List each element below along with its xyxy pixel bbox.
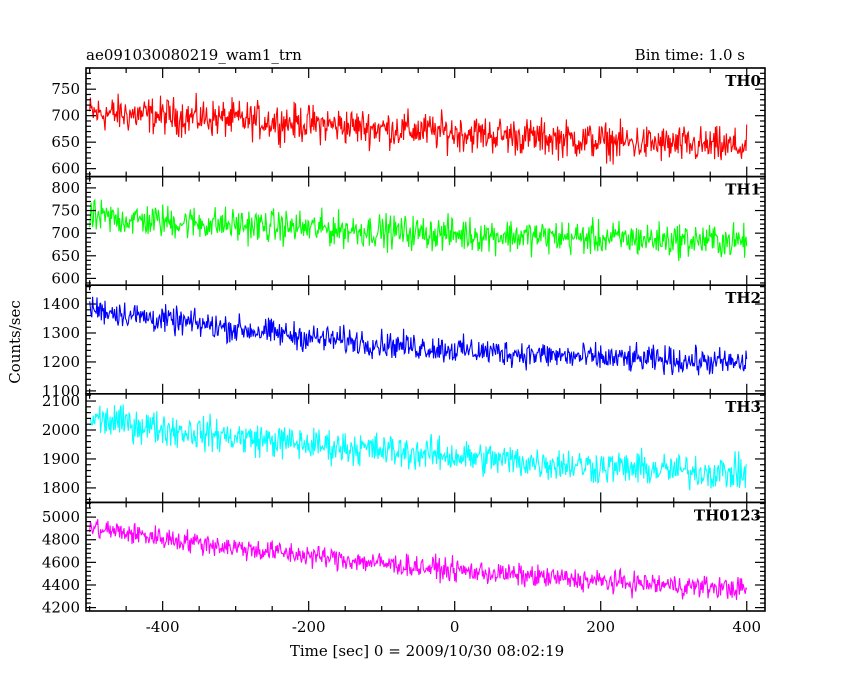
y-tick-label: 650 (51, 133, 80, 151)
y-tick-label: 1200 (42, 353, 80, 371)
panel-th3: 1800 1900 2000 2100 TH3 (42, 392, 766, 504)
series-label: TH3 (725, 398, 761, 416)
y-tick-label: 4600 (42, 553, 80, 571)
panel-th2: 1100 1200 1300 1400 TH2 (42, 284, 766, 400)
series-line-th0123 (89, 519, 748, 600)
panel-frame (85, 392, 766, 504)
series-label: TH1 (725, 181, 761, 199)
y-tick-label: 650 (51, 247, 80, 265)
y-tick-label: 4800 (42, 531, 80, 549)
y-tick-label: 600 (51, 269, 80, 287)
y-tick-label: 5000 (42, 508, 80, 526)
x-axis-label: Time [sec] 0 = 2009/10/30 08:02:19 (290, 642, 564, 660)
x-tick-label: 400 (732, 618, 761, 636)
panel-frame (85, 284, 766, 395)
y-tick-label: 2000 (42, 421, 80, 439)
y-tick-label: 700 (51, 107, 80, 125)
y-tick-label: 800 (51, 179, 80, 197)
y-tick-label: 1900 (42, 450, 80, 468)
series-line-th3 (89, 404, 747, 491)
panel-frame (85, 501, 766, 612)
panels: 600 650 700 750 TH0 600 650 700 750 800 TH1 1100 120… (42, 67, 766, 636)
y-tick-label: 1800 (42, 479, 80, 497)
y-axis-label: Counts/sec (6, 300, 24, 384)
series-line-th1 (89, 198, 748, 262)
y-tick-label: 1400 (42, 295, 80, 313)
series-line-th0 (89, 92, 748, 165)
panel-th0: 600 650 700 750 TH0 (51, 67, 766, 178)
series-label: TH0123 (694, 506, 761, 524)
panel-th1: 600 650 700 750 800 TH1 (51, 175, 766, 287)
y-tick-label: 1300 (42, 324, 80, 342)
y-tick-label: 700 (51, 224, 80, 242)
y-tick-label: 600 (51, 160, 80, 178)
y-tick-label: 4200 (42, 599, 80, 617)
x-tick-label: 0 (450, 618, 460, 636)
series-label: TH2 (725, 289, 761, 307)
x-tick-label: -200 (292, 618, 326, 636)
series-line-th2 (89, 296, 748, 376)
series-label: TH0 (725, 72, 761, 90)
y-tick-label: 2100 (42, 392, 80, 410)
y-tick-label: 750 (51, 202, 80, 220)
y-tick-label: 1100 (42, 382, 80, 400)
y-tick-label: 750 (51, 80, 80, 98)
bin-time-label: Bin time: 1.0 s (635, 46, 745, 64)
chart-title: ae091030080219_wam1_trn (86, 46, 302, 64)
x-tick-label: 200 (586, 618, 615, 636)
x-tick-label: -400 (146, 618, 180, 636)
panel-th0123: 4200 4400 4600 4800 5000 TH0123 (42, 501, 766, 617)
y-tick-label: 4400 (42, 576, 80, 594)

━━━━━━

▸ **CHALLENGE**
Reproduce every line of the data above verbatim, leaving out the pictures.

▸ **FINAL RESULT**
List each element below along with its xyxy pixel bbox.
y-tick-label: 650 (51, 133, 80, 151)
y-tick-label: 1200 (42, 353, 80, 371)
panel-th3: 1800 1900 2000 2100 TH3 (42, 392, 766, 504)
series-label: TH3 (725, 398, 761, 416)
y-tick-label: 4600 (42, 553, 80, 571)
panel-th2: 1100 1200 1300 1400 TH2 (42, 284, 766, 400)
series-line-th0123 (89, 519, 748, 600)
panel-frame (85, 392, 766, 504)
series-label: TH1 (725, 181, 761, 199)
y-tick-label: 650 (51, 247, 80, 265)
y-tick-label: 4800 (42, 531, 80, 549)
y-tick-label: 600 (51, 269, 80, 287)
y-tick-label: 5000 (42, 508, 80, 526)
x-axis-label: Time [sec] 0 = 2009/10/30 08:02:19 (290, 642, 564, 660)
x-tick-label: 400 (732, 618, 761, 636)
panel-frame (85, 284, 766, 395)
y-tick-label: 2000 (42, 421, 80, 439)
y-tick-label: 700 (51, 107, 80, 125)
y-tick-label: 800 (51, 179, 80, 197)
y-tick-label: 1900 (42, 450, 80, 468)
series-line-th3 (89, 404, 747, 491)
panel-frame (85, 501, 766, 612)
panels: 600 650 700 750 TH0 600 650 700 750 800 TH1 1100 120… (42, 67, 766, 636)
y-tick-label: 1800 (42, 479, 80, 497)
y-axis-label: Counts/sec (6, 300, 24, 384)
series-line-th1 (89, 198, 748, 262)
y-tick-label: 1400 (42, 295, 80, 313)
series-line-th0 (89, 92, 748, 165)
panel-th0: 600 650 700 750 TH0 (51, 67, 766, 178)
series-label: TH0123 (694, 506, 761, 524)
panel-th1: 600 650 700 750 800 TH1 (51, 175, 766, 287)
y-tick-label: 1300 (42, 324, 80, 342)
y-tick-label: 700 (51, 224, 80, 242)
y-tick-label: 600 (51, 160, 80, 178)
y-tick-label: 4200 (42, 599, 80, 617)
x-tick-label: 0 (450, 618, 460, 636)
series-label: TH2 (725, 289, 761, 307)
x-tick-label: -200 (292, 618, 326, 636)
series-line-th2 (89, 296, 748, 376)
series-label: TH0 (725, 72, 761, 90)
y-tick-label: 2100 (42, 392, 80, 410)
y-tick-label: 750 (51, 202, 80, 220)
y-tick-label: 1100 (42, 382, 80, 400)
y-tick-label: 750 (51, 80, 80, 98)
bin-time-label: Bin time: 1.0 s (635, 46, 745, 64)
chart-title: ae091030080219_wam1_trn (86, 46, 302, 64)
x-tick-label: 200 (586, 618, 615, 636)
x-tick-label: -400 (146, 618, 180, 636)
panel-th0123: 4200 4400 4600 4800 5000 TH0123 (42, 501, 766, 617)
y-tick-label: 4400 (42, 576, 80, 594)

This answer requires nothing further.